Task goal ▸ Which lines below hold the word "尽绵薄之力"? Copy all of them.

[Collected data entries]
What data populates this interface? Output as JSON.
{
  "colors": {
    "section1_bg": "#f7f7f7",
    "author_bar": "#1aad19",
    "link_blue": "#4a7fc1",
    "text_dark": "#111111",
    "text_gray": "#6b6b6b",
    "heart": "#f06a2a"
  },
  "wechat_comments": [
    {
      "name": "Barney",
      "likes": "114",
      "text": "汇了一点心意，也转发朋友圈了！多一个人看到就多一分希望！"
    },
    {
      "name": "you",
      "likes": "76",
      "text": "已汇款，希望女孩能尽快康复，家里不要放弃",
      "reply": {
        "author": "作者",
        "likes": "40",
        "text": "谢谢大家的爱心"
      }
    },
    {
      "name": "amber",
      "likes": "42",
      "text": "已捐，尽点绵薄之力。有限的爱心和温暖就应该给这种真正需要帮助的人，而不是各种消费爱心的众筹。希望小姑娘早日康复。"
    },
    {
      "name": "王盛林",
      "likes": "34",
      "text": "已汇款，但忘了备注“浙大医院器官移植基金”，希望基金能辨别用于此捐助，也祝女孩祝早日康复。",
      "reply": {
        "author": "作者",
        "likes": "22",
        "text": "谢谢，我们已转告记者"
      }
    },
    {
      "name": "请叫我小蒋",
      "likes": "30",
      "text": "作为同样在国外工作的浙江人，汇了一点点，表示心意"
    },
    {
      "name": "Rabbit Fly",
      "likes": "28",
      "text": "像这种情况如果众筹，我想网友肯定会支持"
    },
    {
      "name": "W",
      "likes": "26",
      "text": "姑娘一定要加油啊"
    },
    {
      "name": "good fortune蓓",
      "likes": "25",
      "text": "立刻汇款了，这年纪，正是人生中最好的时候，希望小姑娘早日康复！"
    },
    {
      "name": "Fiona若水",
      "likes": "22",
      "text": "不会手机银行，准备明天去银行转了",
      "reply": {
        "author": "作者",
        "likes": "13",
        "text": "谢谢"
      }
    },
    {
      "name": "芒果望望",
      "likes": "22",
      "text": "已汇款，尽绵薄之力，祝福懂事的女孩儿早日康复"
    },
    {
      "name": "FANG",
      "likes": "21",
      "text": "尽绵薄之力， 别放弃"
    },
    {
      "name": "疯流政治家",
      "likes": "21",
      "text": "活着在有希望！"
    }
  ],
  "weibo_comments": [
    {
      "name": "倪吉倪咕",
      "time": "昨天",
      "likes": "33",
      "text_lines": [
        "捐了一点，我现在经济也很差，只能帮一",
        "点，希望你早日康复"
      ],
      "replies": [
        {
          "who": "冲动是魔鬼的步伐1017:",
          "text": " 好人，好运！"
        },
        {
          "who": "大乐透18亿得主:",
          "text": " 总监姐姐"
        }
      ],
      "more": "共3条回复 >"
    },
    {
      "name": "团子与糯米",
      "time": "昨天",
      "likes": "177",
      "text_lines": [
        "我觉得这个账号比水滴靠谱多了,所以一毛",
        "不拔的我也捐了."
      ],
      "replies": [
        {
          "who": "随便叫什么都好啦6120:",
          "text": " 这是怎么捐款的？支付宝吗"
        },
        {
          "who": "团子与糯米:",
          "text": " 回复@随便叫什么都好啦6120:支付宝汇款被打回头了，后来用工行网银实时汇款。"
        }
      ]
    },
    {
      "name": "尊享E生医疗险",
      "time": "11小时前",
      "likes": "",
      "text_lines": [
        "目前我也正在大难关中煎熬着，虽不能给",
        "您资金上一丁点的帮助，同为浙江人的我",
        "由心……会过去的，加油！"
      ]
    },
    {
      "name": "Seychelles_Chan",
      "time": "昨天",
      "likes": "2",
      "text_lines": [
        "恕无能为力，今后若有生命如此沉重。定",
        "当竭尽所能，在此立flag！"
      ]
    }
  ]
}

Right answer ▸
      "text": "已汇款，尽绵薄之力，祝福懂事的女孩儿早日康复"
      "text": "尽绵薄之力， 别放弃"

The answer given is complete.